*What you need to do*:
Leave out any picture and return the remaining listing below exactly as given.
══════
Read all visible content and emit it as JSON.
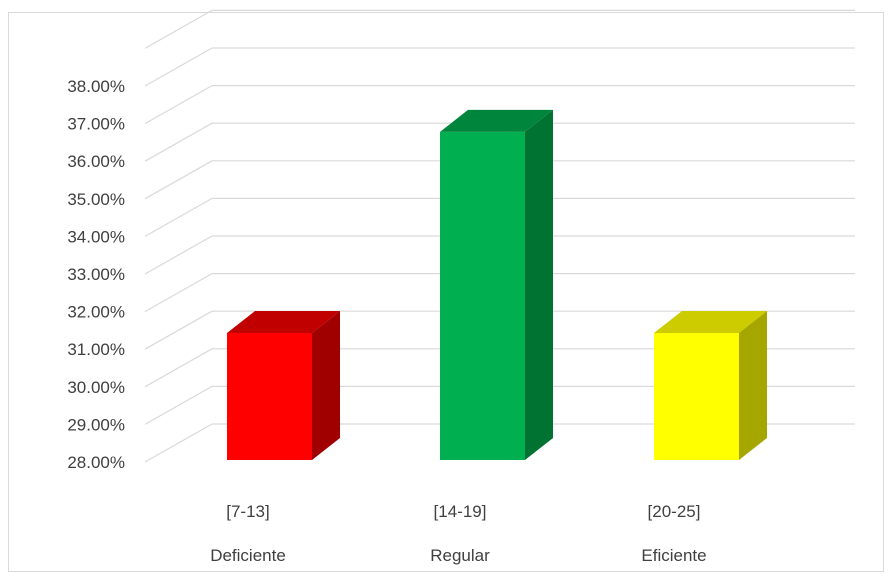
{
  "chart_data": {
    "type": "bar",
    "categories": [
      "[7-13]",
      "[14-19]",
      "[20-25]"
    ],
    "subcategories": [
      "Deficiente",
      "Regular",
      "Eficiente"
    ],
    "values": [
      31.6,
      37.3,
      31.6
    ],
    "ylim": [
      28,
      38
    ],
    "yticks": [
      "28.00%",
      "29.00%",
      "30.00%",
      "31.00%",
      "32.00%",
      "33.00%",
      "34.00%",
      "35.00%",
      "36.00%",
      "37.00%",
      "38.00%"
    ],
    "grid": true,
    "legend": "none",
    "style": "3d-column",
    "colors": [
      {
        "front": "#ff0000",
        "top": "#c00000",
        "side": "#a00000"
      },
      {
        "front": "#00b050",
        "top": "#00863c",
        "side": "#007232"
      },
      {
        "front": "#ffff00",
        "top": "#cccc00",
        "side": "#a6a600"
      }
    ],
    "title": "",
    "xlabel": "",
    "ylabel": ""
  }
}
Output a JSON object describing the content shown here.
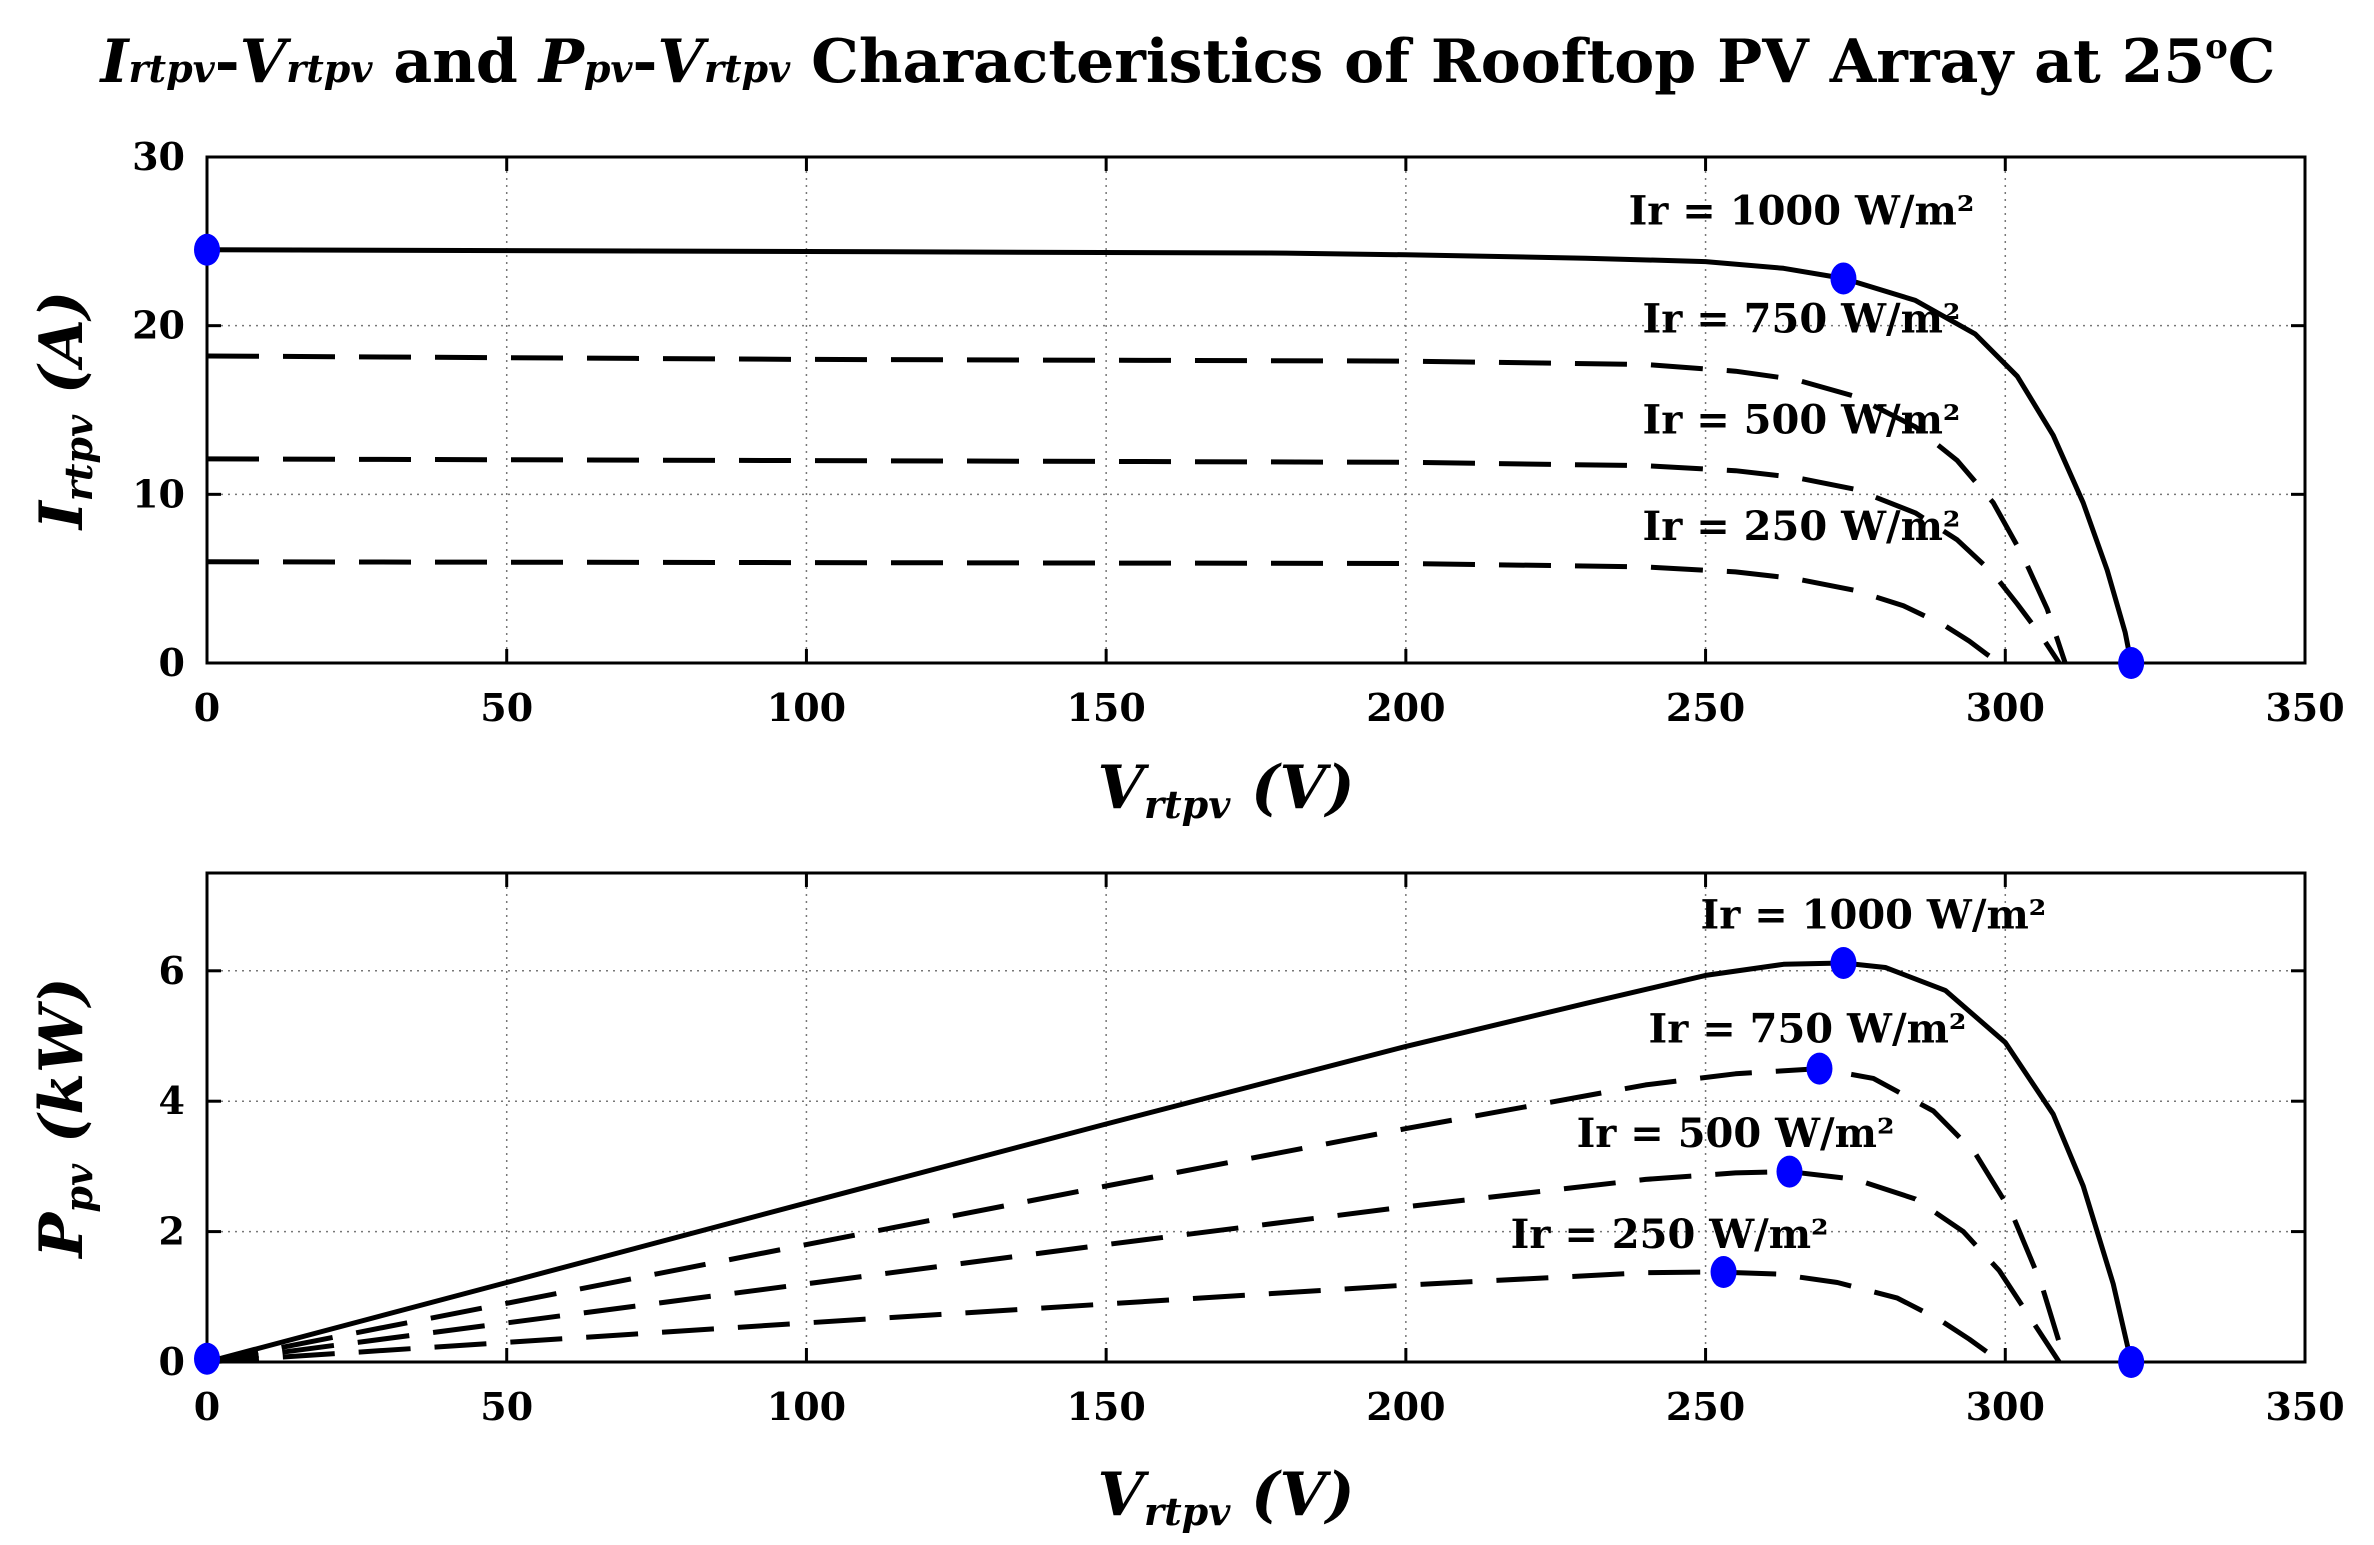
{
  "title": {
    "i1": "I",
    "s1": "rtpv",
    "d1": "-",
    "i2": "V",
    "s2": "rtpv",
    "and": " and ",
    "i3": "P",
    "s3": "pv",
    "d2": "-",
    "i4": "V",
    "s4": "rtpv",
    "rest": " Characteristics of Rooftop PV Array at 25",
    "sup": "o",
    "unit": "C"
  },
  "colors": {
    "curve": "#000000",
    "marker": "#0000ff",
    "grid": "#777777"
  },
  "chart_data": [
    {
      "type": "line",
      "name": "iv",
      "xlabel_main": "V",
      "xlabel_sub": "rtpv",
      "xlabel_unit": " (V)",
      "ylabel_main": "I",
      "ylabel_sub": "rtpv",
      "ylabel_unit": " (A)",
      "xlim": [
        0,
        350
      ],
      "ylim": [
        0,
        30
      ],
      "xticks": [
        0,
        50,
        100,
        150,
        200,
        250,
        300,
        350
      ],
      "yticks": [
        0,
        10,
        20,
        30
      ],
      "series": [
        {
          "name": "Ir = 1000 W/m²",
          "style": "solid",
          "x": [
            0,
            100,
            180,
            200,
            230,
            250,
            263,
            273,
            285,
            295,
            302,
            308,
            313,
            317,
            320,
            321
          ],
          "y": [
            24.5,
            24.4,
            24.3,
            24.2,
            24.0,
            23.8,
            23.4,
            22.8,
            21.5,
            19.5,
            17.0,
            13.5,
            9.5,
            5.5,
            1.8,
            0
          ]
        },
        {
          "name": "Ir = 750 W/m²",
          "style": "dashed",
          "x": [
            0,
            100,
            200,
            240,
            255,
            265,
            275,
            285,
            292,
            298,
            303,
            307,
            310
          ],
          "y": [
            18.2,
            18.0,
            17.9,
            17.7,
            17.3,
            16.8,
            15.8,
            14.0,
            12.0,
            9.5,
            6.3,
            3.2,
            0
          ]
        },
        {
          "name": "Ir = 500 W/m²",
          "style": "dashed",
          "x": [
            0,
            100,
            200,
            240,
            255,
            265,
            275,
            285,
            292,
            298,
            302,
            306,
            309
          ],
          "y": [
            12.1,
            12.0,
            11.9,
            11.7,
            11.4,
            11.0,
            10.3,
            8.9,
            7.3,
            5.3,
            3.5,
            1.6,
            0
          ]
        },
        {
          "name": "Ir = 250 W/m²",
          "style": "dashed",
          "x": [
            0,
            100,
            200,
            240,
            255,
            265,
            275,
            283,
            290,
            294,
            297,
            299
          ],
          "y": [
            6.0,
            5.95,
            5.9,
            5.7,
            5.4,
            5.0,
            4.3,
            3.4,
            2.2,
            1.3,
            0.5,
            0
          ]
        }
      ],
      "points": [
        {
          "x": 0,
          "y": 24.5
        },
        {
          "x": 273,
          "y": 22.8
        },
        {
          "x": 321,
          "y": 0
        }
      ],
      "annotations": [
        {
          "text": "Ir = 1000 W/m²",
          "x": 266,
          "y": 26.0
        },
        {
          "text": "Ir = 750 W/m²",
          "x": 266,
          "y": 19.6
        },
        {
          "text": "Ir = 500 W/m²",
          "x": 266,
          "y": 13.6
        },
        {
          "text": "Ir = 250 W/m²",
          "x": 266,
          "y": 7.3
        }
      ]
    },
    {
      "type": "line",
      "name": "pv",
      "xlabel_main": "V",
      "xlabel_sub": "rtpv",
      "xlabel_unit": " (V)",
      "ylabel_main": "P",
      "ylabel_sub": "pv",
      "ylabel_unit": " (kW)",
      "xlim": [
        0,
        350
      ],
      "ylim": [
        0,
        7.5
      ],
      "xticks": [
        0,
        50,
        100,
        150,
        200,
        250,
        300,
        350
      ],
      "yticks": [
        0,
        2,
        4,
        6
      ],
      "series": [
        {
          "name": "Ir = 1000 W/m²",
          "style": "solid",
          "x": [
            0,
            50,
            100,
            150,
            200,
            230,
            250,
            263,
            273,
            280,
            290,
            300,
            308,
            313,
            318,
            321
          ],
          "y": [
            0,
            1.22,
            2.44,
            3.65,
            4.84,
            5.5,
            5.93,
            6.1,
            6.12,
            6.05,
            5.7,
            4.9,
            3.8,
            2.7,
            1.2,
            0
          ]
        },
        {
          "name": "Ir = 750 W/m²",
          "style": "dashed",
          "x": [
            0,
            50,
            100,
            150,
            200,
            240,
            255,
            269,
            278,
            288,
            295,
            301,
            306,
            310
          ],
          "y": [
            0,
            0.9,
            1.8,
            2.7,
            3.58,
            4.25,
            4.42,
            4.5,
            4.35,
            3.85,
            3.2,
            2.3,
            1.2,
            0
          ]
        },
        {
          "name": "Ir = 500 W/m²",
          "style": "dashed",
          "x": [
            0,
            50,
            100,
            150,
            200,
            240,
            255,
            264,
            275,
            285,
            293,
            299,
            304,
            309
          ],
          "y": [
            0,
            0.6,
            1.2,
            1.8,
            2.38,
            2.8,
            2.9,
            2.92,
            2.8,
            2.5,
            2.0,
            1.4,
            0.7,
            0
          ]
        },
        {
          "name": "Ir = 250 W/m²",
          "style": "dashed",
          "x": [
            0,
            50,
            100,
            150,
            200,
            240,
            252,
            262,
            272,
            282,
            289,
            294,
            297,
            299
          ],
          "y": [
            0,
            0.3,
            0.6,
            0.89,
            1.18,
            1.37,
            1.38,
            1.35,
            1.22,
            0.98,
            0.65,
            0.35,
            0.15,
            0
          ]
        }
      ],
      "points": [
        {
          "x": 0,
          "y": 0.05
        },
        {
          "x": 273,
          "y": 6.12
        },
        {
          "x": 269,
          "y": 4.5
        },
        {
          "x": 264,
          "y": 2.92
        },
        {
          "x": 253,
          "y": 1.38
        },
        {
          "x": 321,
          "y": 0
        }
      ],
      "annotations": [
        {
          "text": "Ir = 1000 W/m²",
          "x": 278,
          "y": 6.65
        },
        {
          "text": "Ir = 750 W/m²",
          "x": 267,
          "y": 4.9
        },
        {
          "text": "Ir = 500 W/m²",
          "x": 255,
          "y": 3.3
        },
        {
          "text": "Ir = 250 W/m²",
          "x": 244,
          "y": 1.75
        }
      ]
    }
  ]
}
══════
*Task output*:
Read all visible content and emit it as JSON.
{
  "chart_data": {
    "type": "bar",
    "categories": [
      "[7-13]",
      "[14-19]",
      "[20-25]"
    ],
    "subcategories": [
      "Deficiente",
      "Regular",
      "Eficiente"
    ],
    "values": [
      31.6,
      37.3,
      31.6
    ],
    "ylim": [
      28,
      38
    ],
    "yticks": [
      "28.00%",
      "29.00%",
      "30.00%",
      "31.00%",
      "32.00%",
      "33.00%",
      "34.00%",
      "35.00%",
      "36.00%",
      "37.00%",
      "38.00%"
    ],
    "grid": true,
    "legend": "none",
    "style": "3d-column",
    "colors": [
      {
        "front": "#ff0000",
        "top": "#c00000",
        "side": "#a00000"
      },
      {
        "front": "#00b050",
        "top": "#00863c",
        "side": "#007232"
      },
      {
        "front": "#ffff00",
        "top": "#cccc00",
        "side": "#a6a600"
      }
    ],
    "title": "",
    "xlabel": "",
    "ylabel": ""
  }
}
Output a JSON object describing the content shown here.
{
  "title": {
    "i1": "I",
    "s1": "rtpv",
    "d1": "-",
    "i2": "V",
    "s2": "rtpv",
    "and": " and ",
    "i3": "P",
    "s3": "pv",
    "d2": "-",
    "i4": "V",
    "s4": "rtpv",
    "rest": " Characteristics of Rooftop PV Array at 25",
    "sup": "o",
    "unit": "C"
  },
  "colors": {
    "curve": "#000000",
    "marker": "#0000ff",
    "grid": "#777777"
  },
  "chart_data": [
    {
      "type": "line",
      "name": "iv",
      "xlabel_main": "V",
      "xlabel_sub": "rtpv",
      "xlabel_unit": " (V)",
      "ylabel_main": "I",
      "ylabel_sub": "rtpv",
      "ylabel_unit": " (A)",
      "xlim": [
        0,
        350
      ],
      "ylim": [
        0,
        30
      ],
      "xticks": [
        0,
        50,
        100,
        150,
        200,
        250,
        300,
        350
      ],
      "yticks": [
        0,
        10,
        20,
        30
      ],
      "series": [
        {
          "name": "Ir = 1000 W/m²",
          "style": "solid",
          "x": [
            0,
            100,
            180,
            200,
            230,
            250,
            263,
            273,
            285,
            295,
            302,
            308,
            313,
            317,
            320,
            321
          ],
          "y": [
            24.5,
            24.4,
            24.3,
            24.2,
            24.0,
            23.8,
            23.4,
            22.8,
            21.5,
            19.5,
            17.0,
            13.5,
            9.5,
            5.5,
            1.8,
            0
          ]
        },
        {
          "name": "Ir = 750 W/m²",
          "style": "dashed",
          "x": [
            0,
            100,
            200,
            240,
            255,
            265,
            275,
            285,
            292,
            298,
            303,
            307,
            310
          ],
          "y": [
            18.2,
            18.0,
            17.9,
            17.7,
            17.3,
            16.8,
            15.8,
            14.0,
            12.0,
            9.5,
            6.3,
            3.2,
            0
          ]
        },
        {
          "name": "Ir = 500 W/m²",
          "style": "dashed",
          "x": [
            0,
            100,
            200,
            240,
            255,
            265,
            275,
            285,
            292,
            298,
            302,
            306,
            309
          ],
          "y": [
            12.1,
            12.0,
            11.9,
            11.7,
            11.4,
            11.0,
            10.3,
            8.9,
            7.3,
            5.3,
            3.5,
            1.6,
            0
          ]
        },
        {
          "name": "Ir = 250 W/m²",
          "style": "dashed",
          "x": [
            0,
            100,
            200,
            240,
            255,
            265,
            275,
            283,
            290,
            294,
            297,
            299
          ],
          "y": [
            6.0,
            5.95,
            5.9,
            5.7,
            5.4,
            5.0,
            4.3,
            3.4,
            2.2,
            1.3,
            0.5,
            0
          ]
        }
      ],
      "points": [
        {
          "x": 0,
          "y": 24.5
        },
        {
          "x": 273,
          "y": 22.8
        },
        {
          "x": 321,
          "y": 0
        }
      ],
      "annotations": [
        {
          "text": "Ir = 1000 W/m²",
          "x": 266,
          "y": 26.0
        },
        {
          "text": "Ir = 750 W/m²",
          "x": 266,
          "y": 19.6
        },
        {
          "text": "Ir = 500 W/m²",
          "x": 266,
          "y": 13.6
        },
        {
          "text": "Ir = 250 W/m²",
          "x": 266,
          "y": 7.3
        }
      ]
    },
    {
      "type": "line",
      "name": "pv",
      "xlabel_main": "V",
      "xlabel_sub": "rtpv",
      "xlabel_unit": " (V)",
      "ylabel_main": "P",
      "ylabel_sub": "pv",
      "ylabel_unit": " (kW)",
      "xlim": [
        0,
        350
      ],
      "ylim": [
        0,
        7.5
      ],
      "xticks": [
        0,
        50,
        100,
        150,
        200,
        250,
        300,
        350
      ],
      "yticks": [
        0,
        2,
        4,
        6
      ],
      "series": [
        {
          "name": "Ir = 1000 W/m²",
          "style": "solid",
          "x": [
            0,
            50,
            100,
            150,
            200,
            230,
            250,
            263,
            273,
            280,
            290,
            300,
            308,
            313,
            318,
            321
          ],
          "y": [
            0,
            1.22,
            2.44,
            3.65,
            4.84,
            5.5,
            5.93,
            6.1,
            6.12,
            6.05,
            5.7,
            4.9,
            3.8,
            2.7,
            1.2,
            0
          ]
        },
        {
          "name": "Ir = 750 W/m²",
          "style": "dashed",
          "x": [
            0,
            50,
            100,
            150,
            200,
            240,
            255,
            269,
            278,
            288,
            295,
            301,
            306,
            310
          ],
          "y": [
            0,
            0.9,
            1.8,
            2.7,
            3.58,
            4.25,
            4.42,
            4.5,
            4.35,
            3.85,
            3.2,
            2.3,
            1.2,
            0
          ]
        },
        {
          "name": "Ir = 500 W/m²",
          "style": "dashed",
          "x": [
            0,
            50,
            100,
            150,
            200,
            240,
            255,
            264,
            275,
            285,
            293,
            299,
            304,
            309
          ],
          "y": [
            0,
            0.6,
            1.2,
            1.8,
            2.38,
            2.8,
            2.9,
            2.92,
            2.8,
            2.5,
            2.0,
            1.4,
            0.7,
            0
          ]
        },
        {
          "name": "Ir = 250 W/m²",
          "style": "dashed",
          "x": [
            0,
            50,
            100,
            150,
            200,
            240,
            252,
            262,
            272,
            282,
            289,
            294,
            297,
            299
          ],
          "y": [
            0,
            0.3,
            0.6,
            0.89,
            1.18,
            1.37,
            1.38,
            1.35,
            1.22,
            0.98,
            0.65,
            0.35,
            0.15,
            0
          ]
        }
      ],
      "points": [
        {
          "x": 0,
          "y": 0.05
        },
        {
          "x": 273,
          "y": 6.12
        },
        {
          "x": 269,
          "y": 4.5
        },
        {
          "x": 264,
          "y": 2.92
        },
        {
          "x": 253,
          "y": 1.38
        },
        {
          "x": 321,
          "y": 0
        }
      ],
      "annotations": [
        {
          "text": "Ir = 1000 W/m²",
          "x": 278,
          "y": 6.65
        },
        {
          "text": "Ir = 750 W/m²",
          "x": 267,
          "y": 4.9
        },
        {
          "text": "Ir = 500 W/m²",
          "x": 255,
          "y": 3.3
        },
        {
          "text": "Ir = 250 W/m²",
          "x": 244,
          "y": 1.75
        }
      ]
    }
  ]
}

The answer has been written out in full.